*Work required*: Below is a listing; write it out exactly and drop any images from it.
· · ·
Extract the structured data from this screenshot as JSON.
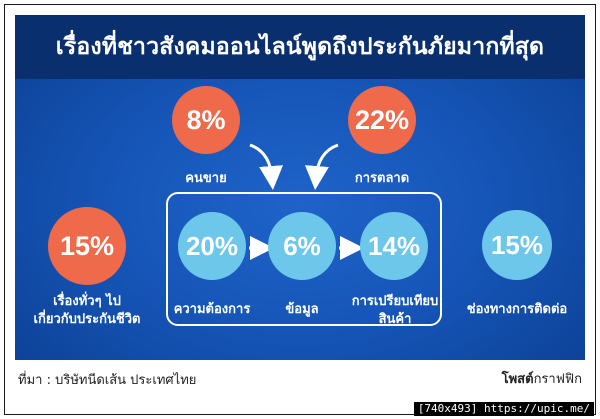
{
  "title": "เรื่องที่ชาวสังคมออนไลน์พูดถึงประกันภัยมากที่สุด",
  "top": [
    {
      "value": "8%",
      "label": "คนขาย"
    },
    {
      "value": "22%",
      "label": "การตลาด"
    }
  ],
  "middle": [
    {
      "value": "15%",
      "label_lines": [
        "เรื่องทั่วๆ ไป",
        "เกี่ยวกับประกันชีวิต"
      ]
    },
    {
      "value": "20%",
      "label_lines": [
        "ความต้องการ"
      ]
    },
    {
      "value": "6%",
      "label_lines": [
        "ข้อมูล"
      ]
    },
    {
      "value": "14%",
      "label_lines": [
        "การเปรียบเทียบ",
        "สินค้า"
      ]
    },
    {
      "value": "15%",
      "label_lines": [
        "ช่องทางการติดต่อ"
      ]
    }
  ],
  "footer": {
    "source": "ที่มา : บริษัทนีดเส้น ประเทศไทย",
    "brand": "โพสต์",
    "brand_suffix": "กราฟฟิก"
  },
  "watermark": "[740x493] https://upic.me/",
  "colors": {
    "panel": "#1656b8",
    "title_bar": "#0a2f6e",
    "orange": "#ef6a4a",
    "light_blue": "#6cc7ea",
    "text": "#ffffff"
  }
}
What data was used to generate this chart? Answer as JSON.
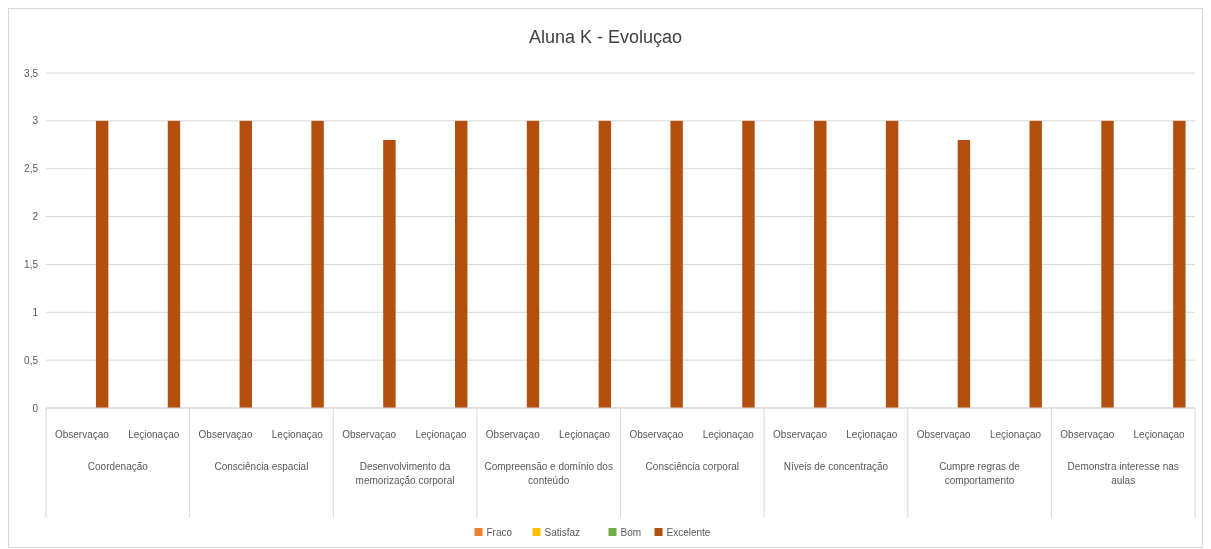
{
  "chart_data": {
    "type": "bar",
    "title": "Aluna K - Evoluçao",
    "categories": [
      "Observaçao",
      "Leçionaçao",
      "Observaçao",
      "Leçionaçao",
      "Observaçao",
      "Leçionaçao",
      "Observaçao",
      "Leçionaçao",
      "Observaçao",
      "Leçionaçao",
      "Observaçao",
      "Leçionaçao",
      "Observaçao",
      "Leçionaçao",
      "Observaçao",
      "Leçionaçao"
    ],
    "series": [
      {
        "name": "Fraco",
        "color": "#ed7d31",
        "values": [
          null,
          null,
          null,
          null,
          null,
          null,
          null,
          null,
          null,
          null,
          null,
          null,
          null,
          null,
          null,
          null
        ]
      },
      {
        "name": "Satisfaz",
        "color": "#ffc000",
        "values": [
          null,
          null,
          null,
          null,
          null,
          null,
          null,
          null,
          null,
          null,
          null,
          null,
          null,
          null,
          null,
          null
        ]
      },
      {
        "name": "Bom",
        "color": "#70ad47",
        "values": [
          null,
          null,
          null,
          null,
          null,
          null,
          null,
          null,
          null,
          null,
          null,
          null,
          null,
          null,
          null,
          null
        ]
      },
      {
        "name": "Excelente",
        "color": "#b4500f",
        "values": [
          3,
          3,
          3,
          3,
          2.8,
          3,
          3,
          3,
          3,
          3,
          3,
          3,
          2.8,
          3,
          3,
          3
        ]
      }
    ],
    "ylim": [
      0,
      3.5
    ],
    "yticks": [
      0,
      {
        "value": 0.5,
        "label": "0,5"
      },
      1,
      {
        "value": 1.5,
        "label": "1,5"
      },
      2,
      {
        "value": 2.5,
        "label": "2,5"
      },
      3,
      {
        "value": 3.5,
        "label": "3,5"
      }
    ],
    "grid": "y",
    "legend": "bottom",
    "annotations": [
      "Coordenação",
      "Consciência espacial",
      "Desenvolvimento da memorização corporal",
      "Compreensão e domínio dos conteúdo",
      "Consciência corporal",
      "Níveis de concentração",
      "Cumpre regras de comportamento",
      "Demonstra interesse nas aulas"
    ]
  }
}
· · ·
*In response*:
Extract the structured data from this screenshot as JSON.
{
  "title": "เรื่องที่ชาวสังคมออนไลน์พูดถึงประกันภัยมากที่สุด",
  "top": [
    {
      "value": "8%",
      "label": "คนขาย"
    },
    {
      "value": "22%",
      "label": "การตลาด"
    }
  ],
  "middle": [
    {
      "value": "15%",
      "label_lines": [
        "เรื่องทั่วๆ ไป",
        "เกี่ยวกับประกันชีวิต"
      ]
    },
    {
      "value": "20%",
      "label_lines": [
        "ความต้องการ"
      ]
    },
    {
      "value": "6%",
      "label_lines": [
        "ข้อมูล"
      ]
    },
    {
      "value": "14%",
      "label_lines": [
        "การเปรียบเทียบ",
        "สินค้า"
      ]
    },
    {
      "value": "15%",
      "label_lines": [
        "ช่องทางการติดต่อ"
      ]
    }
  ],
  "footer": {
    "source": "ที่มา : บริษัทนีดเส้น ประเทศไทย",
    "brand": "โพสต์",
    "brand_suffix": "กราฟฟิก"
  },
  "watermark": "[740x493] https://upic.me/",
  "colors": {
    "panel": "#1656b8",
    "title_bar": "#0a2f6e",
    "orange": "#ef6a4a",
    "light_blue": "#6cc7ea",
    "text": "#ffffff"
  }
}
What data was used to generate this chart? Answer as JSON.
{
  "chart_data": {
    "type": "bar",
    "title": "Aluna K - Evoluçao",
    "categories": [
      "Observaçao",
      "Leçionaçao",
      "Observaçao",
      "Leçionaçao",
      "Observaçao",
      "Leçionaçao",
      "Observaçao",
      "Leçionaçao",
      "Observaçao",
      "Leçionaçao",
      "Observaçao",
      "Leçionaçao",
      "Observaçao",
      "Leçionaçao",
      "Observaçao",
      "Leçionaçao"
    ],
    "series": [
      {
        "name": "Fraco",
        "color": "#ed7d31",
        "values": [
          null,
          null,
          null,
          null,
          null,
          null,
          null,
          null,
          null,
          null,
          null,
          null,
          null,
          null,
          null,
          null
        ]
      },
      {
        "name": "Satisfaz",
        "color": "#ffc000",
        "values": [
          null,
          null,
          null,
          null,
          null,
          null,
          null,
          null,
          null,
          null,
          null,
          null,
          null,
          null,
          null,
          null
        ]
      },
      {
        "name": "Bom",
        "color": "#70ad47",
        "values": [
          null,
          null,
          null,
          null,
          null,
          null,
          null,
          null,
          null,
          null,
          null,
          null,
          null,
          null,
          null,
          null
        ]
      },
      {
        "name": "Excelente",
        "color": "#b4500f",
        "values": [
          3,
          3,
          3,
          3,
          2.8,
          3,
          3,
          3,
          3,
          3,
          3,
          3,
          2.8,
          3,
          3,
          3
        ]
      }
    ],
    "ylim": [
      0,
      3.5
    ],
    "yticks": [
      0,
      {
        "value": 0.5,
        "label": "0,5"
      },
      1,
      {
        "value": 1.5,
        "label": "1,5"
      },
      2,
      {
        "value": 2.5,
        "label": "2,5"
      },
      3,
      {
        "value": 3.5,
        "label": "3,5"
      }
    ],
    "grid": "y",
    "legend": "bottom",
    "annotations": [
      "Coordenação",
      "Consciência espacial",
      "Desenvolvimento da memorização corporal",
      "Compreensão e domínio dos conteúdo",
      "Consciência corporal",
      "Níveis de concentração",
      "Cumpre regras de comportamento",
      "Demonstra interesse nas aulas"
    ]
  }
}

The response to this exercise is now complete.